### The problem
Report, as a bare number, how many lines hold "right".

### Information provided
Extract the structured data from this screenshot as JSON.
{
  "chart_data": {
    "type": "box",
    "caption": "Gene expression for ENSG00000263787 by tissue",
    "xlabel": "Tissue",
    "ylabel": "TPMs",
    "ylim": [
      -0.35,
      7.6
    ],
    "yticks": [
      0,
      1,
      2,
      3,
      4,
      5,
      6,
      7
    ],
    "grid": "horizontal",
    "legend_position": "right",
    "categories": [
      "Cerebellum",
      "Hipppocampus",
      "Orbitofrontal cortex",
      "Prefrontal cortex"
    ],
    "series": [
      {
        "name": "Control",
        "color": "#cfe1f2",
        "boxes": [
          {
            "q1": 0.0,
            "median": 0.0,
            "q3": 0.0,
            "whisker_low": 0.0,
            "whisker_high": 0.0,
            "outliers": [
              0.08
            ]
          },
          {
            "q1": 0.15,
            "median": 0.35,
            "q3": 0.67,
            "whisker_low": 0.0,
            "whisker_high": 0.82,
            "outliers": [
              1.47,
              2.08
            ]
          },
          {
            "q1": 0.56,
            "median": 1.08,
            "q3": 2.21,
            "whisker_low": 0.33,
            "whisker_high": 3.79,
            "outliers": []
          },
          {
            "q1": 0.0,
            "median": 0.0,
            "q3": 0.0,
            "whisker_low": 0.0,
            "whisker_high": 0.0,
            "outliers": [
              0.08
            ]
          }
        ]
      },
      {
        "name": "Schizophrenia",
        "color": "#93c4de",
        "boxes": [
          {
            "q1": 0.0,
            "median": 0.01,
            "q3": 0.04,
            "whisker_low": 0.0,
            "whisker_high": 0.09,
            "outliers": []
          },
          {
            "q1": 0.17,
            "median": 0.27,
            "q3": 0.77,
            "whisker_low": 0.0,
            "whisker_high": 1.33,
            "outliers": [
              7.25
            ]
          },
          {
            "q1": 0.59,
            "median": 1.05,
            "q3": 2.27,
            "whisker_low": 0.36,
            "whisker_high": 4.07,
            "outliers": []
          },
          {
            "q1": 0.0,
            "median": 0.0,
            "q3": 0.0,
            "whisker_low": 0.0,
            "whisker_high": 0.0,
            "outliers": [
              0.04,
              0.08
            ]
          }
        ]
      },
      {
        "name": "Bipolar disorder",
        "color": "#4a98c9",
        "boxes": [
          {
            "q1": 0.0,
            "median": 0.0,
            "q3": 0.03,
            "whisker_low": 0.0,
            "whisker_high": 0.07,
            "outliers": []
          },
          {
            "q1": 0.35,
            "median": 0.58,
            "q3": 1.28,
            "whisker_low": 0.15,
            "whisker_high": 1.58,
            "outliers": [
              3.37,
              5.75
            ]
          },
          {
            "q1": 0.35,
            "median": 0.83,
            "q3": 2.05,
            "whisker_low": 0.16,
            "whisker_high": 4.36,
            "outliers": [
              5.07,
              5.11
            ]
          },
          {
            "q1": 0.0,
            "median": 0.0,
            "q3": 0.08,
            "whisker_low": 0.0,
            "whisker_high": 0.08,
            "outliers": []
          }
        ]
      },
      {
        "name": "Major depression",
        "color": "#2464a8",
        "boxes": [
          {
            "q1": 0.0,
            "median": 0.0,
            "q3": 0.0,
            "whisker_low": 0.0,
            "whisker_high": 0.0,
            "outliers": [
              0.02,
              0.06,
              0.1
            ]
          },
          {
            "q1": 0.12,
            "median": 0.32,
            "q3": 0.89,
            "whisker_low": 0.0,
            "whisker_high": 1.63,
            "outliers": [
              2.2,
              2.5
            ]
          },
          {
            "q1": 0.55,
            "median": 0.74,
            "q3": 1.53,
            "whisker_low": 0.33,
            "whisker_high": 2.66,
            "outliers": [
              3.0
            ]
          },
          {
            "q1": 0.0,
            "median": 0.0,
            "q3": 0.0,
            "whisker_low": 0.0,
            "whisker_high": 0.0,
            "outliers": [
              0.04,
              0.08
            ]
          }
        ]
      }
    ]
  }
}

--

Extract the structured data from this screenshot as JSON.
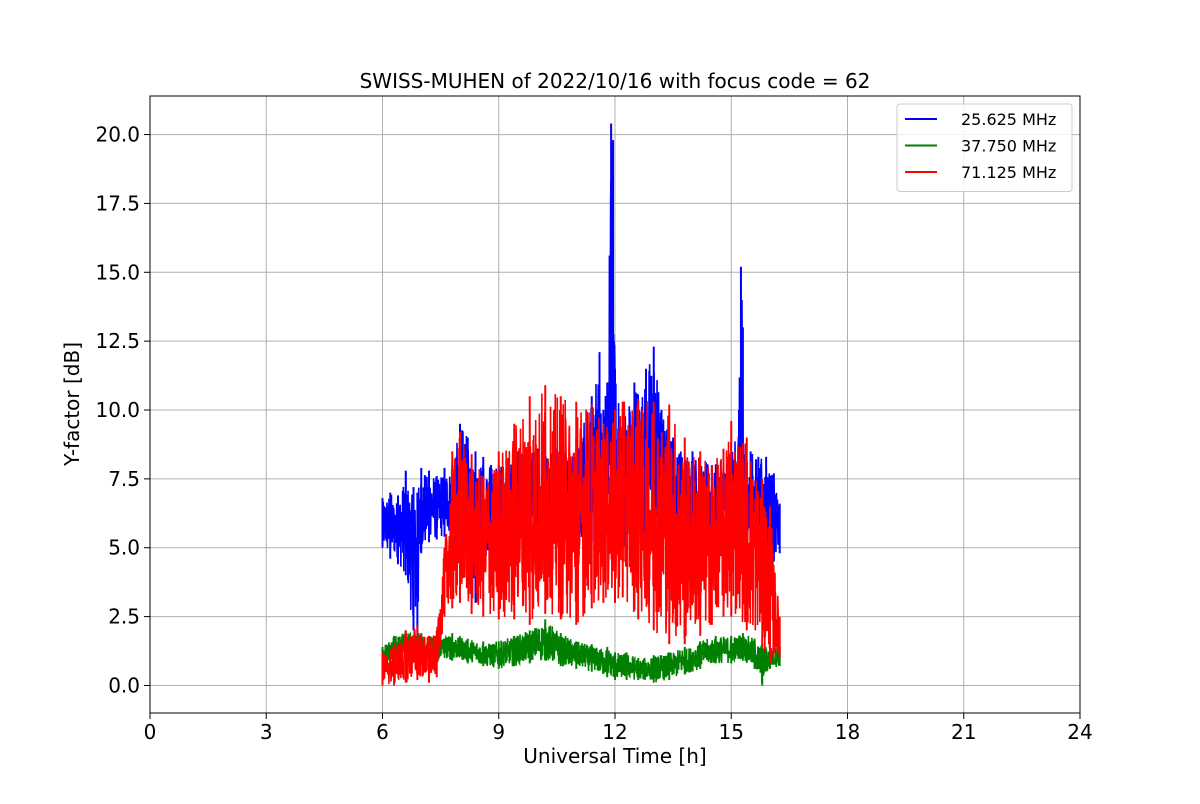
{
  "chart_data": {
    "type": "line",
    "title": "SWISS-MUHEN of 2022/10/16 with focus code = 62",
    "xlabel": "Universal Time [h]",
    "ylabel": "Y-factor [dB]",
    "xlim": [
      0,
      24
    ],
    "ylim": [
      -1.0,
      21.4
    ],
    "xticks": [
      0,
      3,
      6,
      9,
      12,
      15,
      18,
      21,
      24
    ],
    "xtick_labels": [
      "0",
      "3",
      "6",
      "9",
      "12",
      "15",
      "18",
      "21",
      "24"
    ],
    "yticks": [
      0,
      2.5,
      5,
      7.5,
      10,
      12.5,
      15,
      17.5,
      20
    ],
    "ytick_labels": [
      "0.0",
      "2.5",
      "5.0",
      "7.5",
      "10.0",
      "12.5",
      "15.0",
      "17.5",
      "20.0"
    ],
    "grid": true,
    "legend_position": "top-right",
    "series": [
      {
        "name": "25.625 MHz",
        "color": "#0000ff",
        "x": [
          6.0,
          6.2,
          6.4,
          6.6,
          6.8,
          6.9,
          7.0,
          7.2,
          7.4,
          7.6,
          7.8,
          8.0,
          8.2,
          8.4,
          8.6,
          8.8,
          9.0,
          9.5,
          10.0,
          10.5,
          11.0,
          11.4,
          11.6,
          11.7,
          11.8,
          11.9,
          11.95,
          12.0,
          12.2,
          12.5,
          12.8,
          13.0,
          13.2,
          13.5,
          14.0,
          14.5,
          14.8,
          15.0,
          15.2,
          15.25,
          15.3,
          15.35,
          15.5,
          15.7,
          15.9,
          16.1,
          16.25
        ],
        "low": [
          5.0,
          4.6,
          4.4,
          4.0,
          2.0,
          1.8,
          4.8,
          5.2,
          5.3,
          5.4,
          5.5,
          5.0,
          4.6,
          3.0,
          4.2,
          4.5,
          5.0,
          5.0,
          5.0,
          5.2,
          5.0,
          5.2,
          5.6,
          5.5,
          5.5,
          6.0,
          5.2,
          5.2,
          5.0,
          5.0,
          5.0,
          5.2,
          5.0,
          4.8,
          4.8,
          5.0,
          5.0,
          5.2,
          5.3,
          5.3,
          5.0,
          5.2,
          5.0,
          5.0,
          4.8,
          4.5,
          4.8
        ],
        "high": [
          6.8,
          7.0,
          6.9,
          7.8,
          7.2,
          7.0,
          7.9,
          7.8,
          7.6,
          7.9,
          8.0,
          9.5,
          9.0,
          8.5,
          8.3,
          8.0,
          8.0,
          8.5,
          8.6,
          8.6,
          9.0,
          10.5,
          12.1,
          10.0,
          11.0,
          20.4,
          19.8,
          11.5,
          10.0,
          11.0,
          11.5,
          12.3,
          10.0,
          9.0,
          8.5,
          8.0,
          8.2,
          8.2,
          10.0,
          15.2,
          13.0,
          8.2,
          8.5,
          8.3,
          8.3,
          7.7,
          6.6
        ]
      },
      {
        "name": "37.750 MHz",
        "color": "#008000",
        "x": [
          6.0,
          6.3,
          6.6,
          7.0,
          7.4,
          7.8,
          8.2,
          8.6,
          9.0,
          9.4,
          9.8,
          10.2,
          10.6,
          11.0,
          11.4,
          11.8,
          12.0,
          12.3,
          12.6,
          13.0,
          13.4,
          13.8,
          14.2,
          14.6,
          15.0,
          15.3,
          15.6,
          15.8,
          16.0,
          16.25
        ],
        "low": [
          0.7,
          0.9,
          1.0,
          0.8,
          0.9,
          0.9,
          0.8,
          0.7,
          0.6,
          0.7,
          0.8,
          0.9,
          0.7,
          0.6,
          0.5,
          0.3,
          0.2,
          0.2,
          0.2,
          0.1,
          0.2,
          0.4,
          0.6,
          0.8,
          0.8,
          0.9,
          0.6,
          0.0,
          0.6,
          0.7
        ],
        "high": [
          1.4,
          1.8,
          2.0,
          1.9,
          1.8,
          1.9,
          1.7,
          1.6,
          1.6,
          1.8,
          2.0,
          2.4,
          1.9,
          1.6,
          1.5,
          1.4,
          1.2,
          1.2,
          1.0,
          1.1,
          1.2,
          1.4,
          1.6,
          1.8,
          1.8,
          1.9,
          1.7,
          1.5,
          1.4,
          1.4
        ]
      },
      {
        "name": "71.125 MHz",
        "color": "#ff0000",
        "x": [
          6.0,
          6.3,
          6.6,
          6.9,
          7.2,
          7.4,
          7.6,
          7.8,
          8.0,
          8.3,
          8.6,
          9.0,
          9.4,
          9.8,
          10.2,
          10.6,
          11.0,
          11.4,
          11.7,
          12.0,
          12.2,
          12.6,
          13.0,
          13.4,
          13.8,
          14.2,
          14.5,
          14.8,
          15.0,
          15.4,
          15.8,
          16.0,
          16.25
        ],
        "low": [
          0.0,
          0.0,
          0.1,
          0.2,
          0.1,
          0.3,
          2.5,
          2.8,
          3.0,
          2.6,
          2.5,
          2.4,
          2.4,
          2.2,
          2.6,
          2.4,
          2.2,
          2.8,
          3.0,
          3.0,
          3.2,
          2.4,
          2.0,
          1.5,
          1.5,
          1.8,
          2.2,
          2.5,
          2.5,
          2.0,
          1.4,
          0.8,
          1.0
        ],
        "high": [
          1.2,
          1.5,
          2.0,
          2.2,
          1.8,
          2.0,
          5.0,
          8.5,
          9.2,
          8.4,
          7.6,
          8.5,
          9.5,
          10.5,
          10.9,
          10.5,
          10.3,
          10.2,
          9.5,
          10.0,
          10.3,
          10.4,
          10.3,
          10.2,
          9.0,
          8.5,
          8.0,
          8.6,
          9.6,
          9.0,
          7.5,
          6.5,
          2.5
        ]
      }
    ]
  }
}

### Finished task
2